_OBJECTIVE_. Each line of the listing that contains the word "target" is to be copied.

Data entries:
-- BEGIN --
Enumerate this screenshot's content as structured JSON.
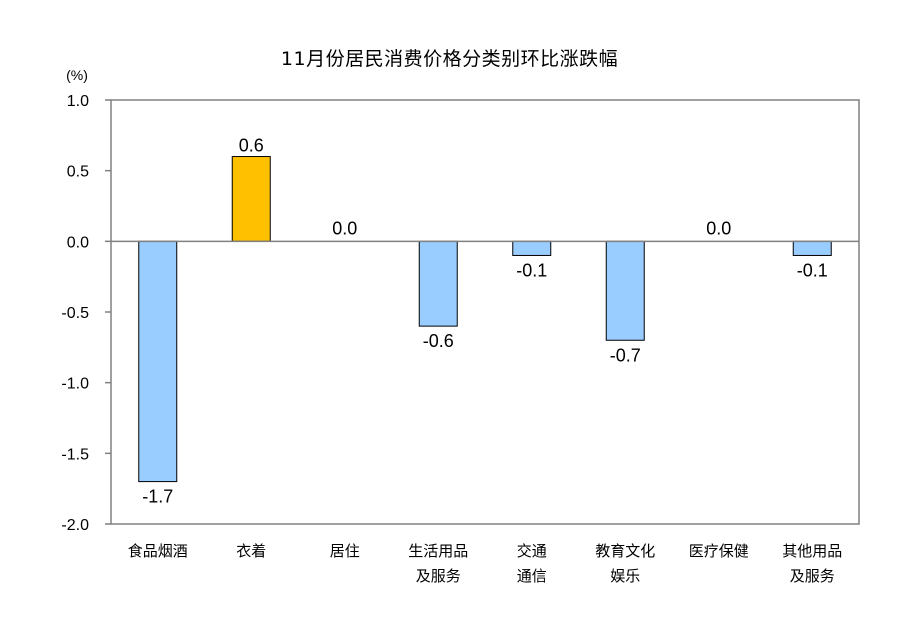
{
  "chart_data": {
    "type": "bar",
    "title": "11月份居民消费价格分类别环比涨跌幅",
    "ylabel": "(%)",
    "xlabel": "",
    "ylim": [
      -2.0,
      1.0
    ],
    "yticks": [
      "1.0",
      "0.5",
      "0.0",
      "-0.5",
      "-1.0",
      "-1.5",
      "-2.0"
    ],
    "yticks_values": [
      1.0,
      0.5,
      0.0,
      -0.5,
      -1.0,
      -1.5,
      -2.0
    ],
    "categories": [
      [
        "食品烟酒"
      ],
      [
        "衣着"
      ],
      [
        "居住"
      ],
      [
        "生活用品",
        "及服务"
      ],
      [
        "交通",
        "通信"
      ],
      [
        "教育文化",
        "娱乐"
      ],
      [
        "医疗保健"
      ],
      [
        "其他用品",
        "及服务"
      ]
    ],
    "values": [
      -1.7,
      0.6,
      0.0,
      -0.6,
      -0.1,
      -0.7,
      0.0,
      -0.1
    ],
    "data_labels": [
      "-1.7",
      "0.6",
      "0.0",
      "-0.6",
      "-0.1",
      "-0.7",
      "0.0",
      "-0.1"
    ],
    "grid": false,
    "legend": "none",
    "colors": {
      "negative_fill": "#99ccff",
      "positive_fill": "#ffc000",
      "bar_stroke": "#000000",
      "axis": "#808080",
      "frame": "#808080"
    }
  }
}
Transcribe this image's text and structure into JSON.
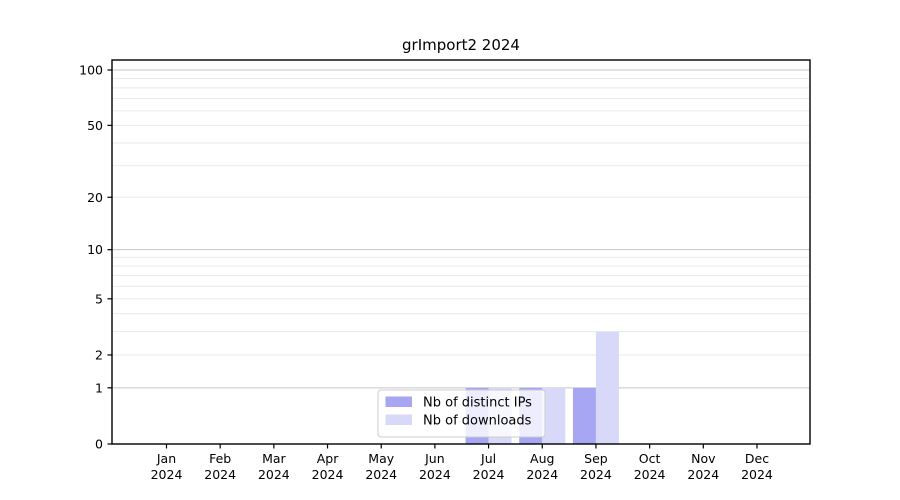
{
  "chart_data": {
    "type": "bar",
    "title": "grImport2 2024",
    "x_categories": [
      "Jan",
      "Feb",
      "Mar",
      "Apr",
      "May",
      "Jun",
      "Jul",
      "Aug",
      "Sep",
      "Oct",
      "Nov",
      "Dec"
    ],
    "x_year": "2024",
    "series": [
      {
        "name": "Nb of distinct IPs",
        "color": "#a6a6f2",
        "values": [
          0,
          0,
          0,
          0,
          0,
          0,
          1,
          1,
          1,
          0,
          0,
          0
        ]
      },
      {
        "name": "Nb of downloads",
        "color": "#d8d8f8",
        "values": [
          0,
          0,
          0,
          0,
          0,
          0,
          1,
          1,
          3,
          0,
          0,
          0
        ]
      }
    ],
    "yscale": "log1p",
    "ylim": [
      0,
      113
    ],
    "yticks": [
      0,
      1,
      2,
      5,
      10,
      20,
      50,
      100
    ],
    "grid": {
      "major": [
        1,
        10,
        100
      ],
      "minor": [
        2,
        3,
        4,
        5,
        6,
        7,
        8,
        9,
        20,
        30,
        40,
        50,
        60,
        70,
        80,
        90
      ]
    },
    "legend": {
      "position": "lower-center"
    },
    "colors": {
      "grid_major": "#c4c4c4",
      "grid_minor": "#eaeaea",
      "spine": "#000000",
      "legend_border": "#cccccc",
      "legend_bg_alpha": 0.8
    }
  }
}
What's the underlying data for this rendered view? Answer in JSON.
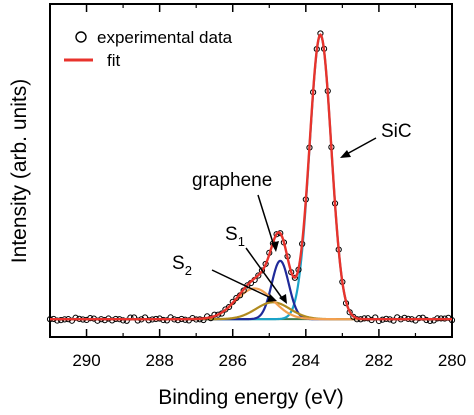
{
  "chart_data": {
    "type": "line",
    "title": "",
    "xlabel": "Binding energy (eV)",
    "ylabel": "Intensity (arb. units)",
    "xlim": [
      291,
      280
    ],
    "x_reversed": true,
    "ylim": [
      0,
      1.0
    ],
    "y_tick_labels_shown": false,
    "x_ticks": [
      290,
      288,
      286,
      284,
      282,
      280
    ],
    "x_tick_labels": [
      "290",
      "288",
      "286",
      "284",
      "282",
      "280"
    ],
    "legend": {
      "placement": "top-left",
      "entries": [
        {
          "label": "experimental data",
          "marker": "open-circle",
          "color": "#000000"
        },
        {
          "label": "fit",
          "marker": "line",
          "color": "#e8332c"
        }
      ]
    },
    "annotations": [
      {
        "text": "SiC",
        "target": "SiC"
      },
      {
        "text": "graphene",
        "target": "graphene"
      },
      {
        "text": "S",
        "sub": "1",
        "target": "S1"
      },
      {
        "text": "S",
        "sub": "2",
        "target": "S2"
      }
    ],
    "background": 0.019,
    "components": [
      {
        "id": "SiC",
        "center": 283.6,
        "height": 0.925,
        "fwhm": 0.7,
        "color": "#1aa3c8"
      },
      {
        "id": "graphene",
        "center": 284.7,
        "height": 0.19,
        "fwhm": 0.55,
        "color": "#1f2a9a"
      },
      {
        "id": "S1",
        "center": 284.9,
        "height": 0.055,
        "fwhm": 1.1,
        "color": "#b08a1e"
      },
      {
        "id": "S2",
        "center": 285.4,
        "height": 0.1,
        "fwhm": 1.2,
        "color": "#f2a050"
      }
    ],
    "baseline_color": "#3f7a4c",
    "fit_color": "#e8332c",
    "data_x_range": [
      291,
      280
    ],
    "data_step": 0.1,
    "data_marker_color": "#000000"
  }
}
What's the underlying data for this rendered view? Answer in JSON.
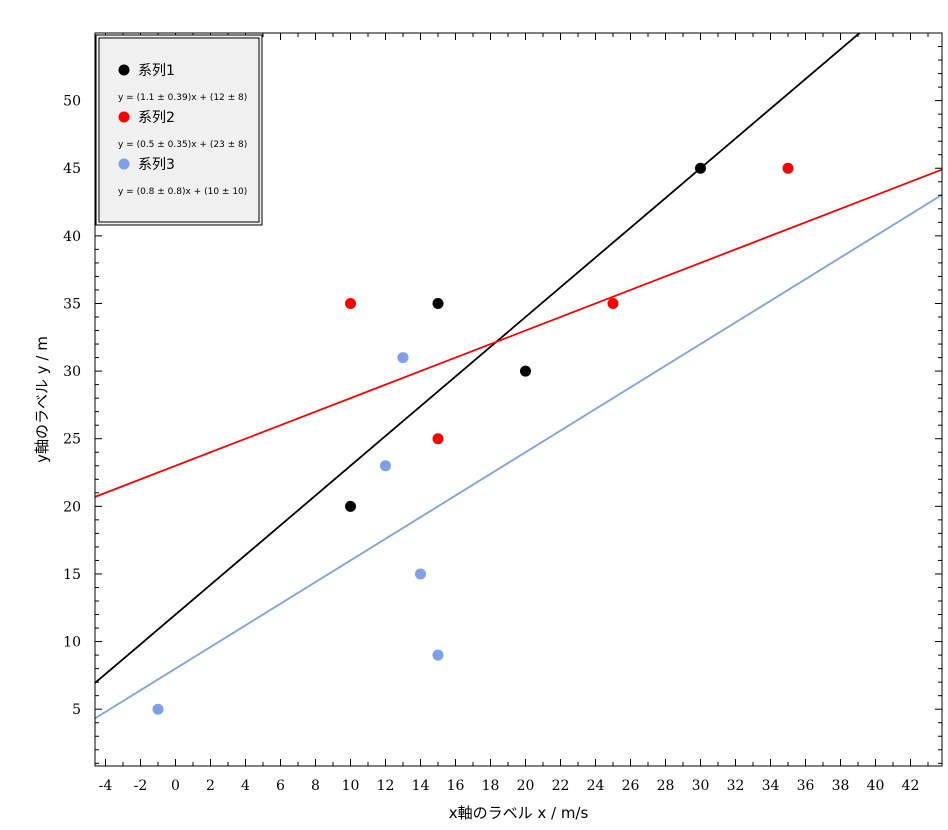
{
  "chart_data": {
    "type": "scatter",
    "xlabel": "x軸のラベル x / m/s",
    "ylabel": "y軸のラベル y / m",
    "xlim": [
      -4.6,
      43.8
    ],
    "ylim": [
      0.8,
      55
    ],
    "xticks": [
      -4,
      -2,
      0,
      2,
      4,
      6,
      8,
      10,
      12,
      14,
      16,
      18,
      20,
      22,
      24,
      26,
      28,
      30,
      32,
      34,
      36,
      38,
      40,
      42
    ],
    "yticks": [
      5,
      10,
      15,
      20,
      25,
      30,
      35,
      40,
      45,
      50
    ],
    "grid": false,
    "legend_position": "top-left",
    "series": [
      {
        "name": "系列1",
        "color": "#000000",
        "points": [
          [
            10,
            20
          ],
          [
            15,
            35
          ],
          [
            20,
            30
          ],
          [
            30,
            45
          ]
        ],
        "fit": {
          "slope": 1.1,
          "intercept": 12,
          "label": "y = (1.1 ± 0.39)x + (12 ± 8)"
        }
      },
      {
        "name": "系列2",
        "color": "#ff0000",
        "points": [
          [
            10,
            35
          ],
          [
            15,
            25
          ],
          [
            25,
            35
          ],
          [
            35,
            45
          ]
        ],
        "fit": {
          "slope": 0.5,
          "intercept": 23,
          "label": "y = (0.5 ± 0.35)x + (23 ± 8)"
        }
      },
      {
        "name": "系列3",
        "color": "#7f9fe6",
        "points": [
          [
            -1,
            5
          ],
          [
            12,
            23
          ],
          [
            13,
            31
          ],
          [
            14,
            15
          ],
          [
            15,
            9
          ]
        ],
        "fit": {
          "slope": 0.8,
          "intercept": 8,
          "label": "y = (0.8 ± 0.8)x + (10 ± 10)"
        }
      }
    ]
  }
}
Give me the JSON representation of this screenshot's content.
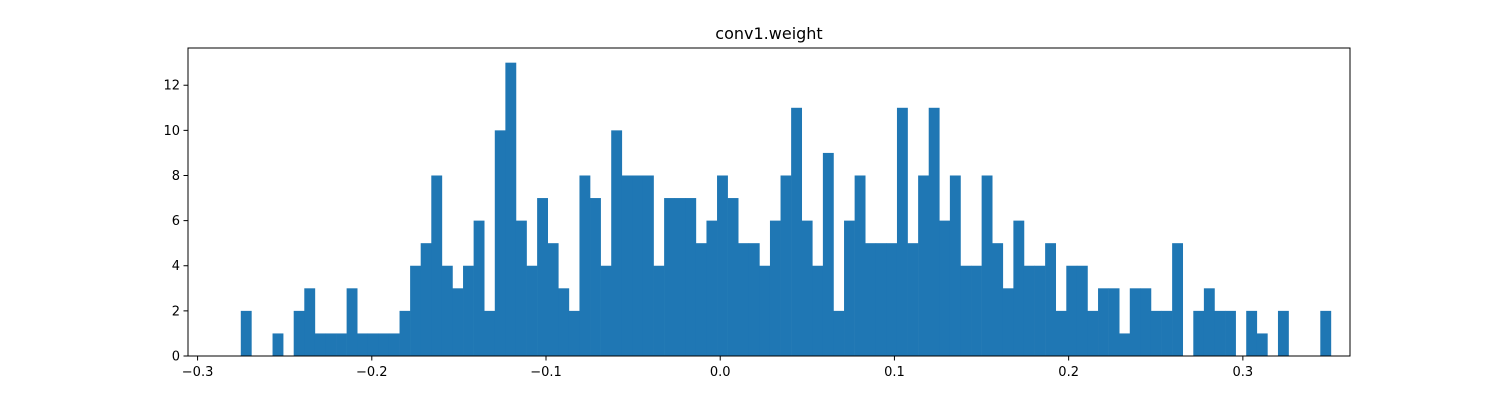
{
  "chart_data": {
    "type": "bar",
    "title": "conv1.weight",
    "xlabel": "",
    "ylabel": "",
    "xlim": [
      -0.3055,
      0.3615
    ],
    "ylim": [
      0,
      13.65
    ],
    "xticks": [
      -0.3,
      -0.2,
      -0.1,
      0.0,
      0.1,
      0.2,
      0.3
    ],
    "xtick_labels": [
      "−0.3",
      "−0.2",
      "−0.1",
      "0.0",
      "0.1",
      "0.2",
      "0.3"
    ],
    "yticks": [
      0,
      2,
      4,
      6,
      8,
      10,
      12
    ],
    "ytick_labels": [
      "0",
      "2",
      "4",
      "6",
      "8",
      "10",
      "12"
    ],
    "grid": false,
    "bar_color": "#1f77b4",
    "bin_start": -0.2752,
    "bin_width": 0.006075,
    "counts": [
      2,
      0,
      0,
      1,
      0,
      2,
      3,
      1,
      1,
      1,
      3,
      1,
      1,
      1,
      1,
      2,
      4,
      5,
      8,
      4,
      3,
      4,
      6,
      2,
      10,
      13,
      6,
      4,
      7,
      5,
      3,
      2,
      8,
      7,
      4,
      10,
      8,
      8,
      8,
      4,
      7,
      7,
      7,
      5,
      6,
      8,
      7,
      5,
      5,
      4,
      6,
      8,
      11,
      6,
      4,
      9,
      2,
      6,
      8,
      5,
      5,
      5,
      11,
      5,
      8,
      11,
      6,
      8,
      4,
      4,
      8,
      5,
      3,
      6,
      4,
      4,
      5,
      2,
      4,
      4,
      2,
      3,
      3,
      1,
      3,
      3,
      2,
      2,
      5,
      0,
      2,
      3,
      2,
      2,
      0,
      2,
      1,
      0,
      2,
      0,
      0,
      0,
      2
    ]
  }
}
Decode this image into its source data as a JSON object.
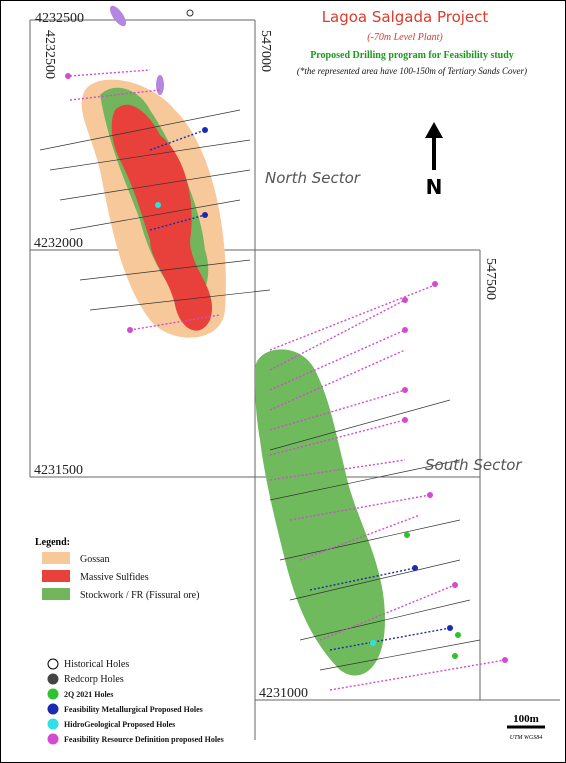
{
  "header": {
    "title": "Lagoa Salgada Project",
    "subtitle": "(-70m Level Plant)",
    "program": "Proposed Drilling program for Feasibility study",
    "note": "(*the represented area have 100-150m of Tertiary Sands Cover)"
  },
  "grid_labels": {
    "top_northing": "4232500",
    "left_northing": "4232500",
    "easting_1": "547000",
    "easting_2": "547500",
    "northing_2000": "4232000",
    "northing_1500": "4231500",
    "northing_1000": "4231000"
  },
  "sectors": {
    "north": "North Sector",
    "south": "South Sector"
  },
  "north_arrow": "N",
  "scale": {
    "bar": "100m",
    "datum": "UTM WGS84"
  },
  "legend": {
    "title": "Legend:",
    "zones": [
      "Gossan",
      "Massive Sulfides",
      "Stockwork / FR (Fissural ore)"
    ],
    "holes": [
      "Historical Holes",
      "Redcorp Holes",
      "2Q 2021 Holes",
      "Feasibility Metallurgical Proposed Holes",
      "HidroGeological Proposed Holes",
      "Feasibility Resource Definition proposed Holes"
    ]
  }
}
-- END --
_ANSWER TO THE PROBLEM_.
        "target": "SiC"
        "target": "graphene"
        "target": "S1"
        "target": "S2"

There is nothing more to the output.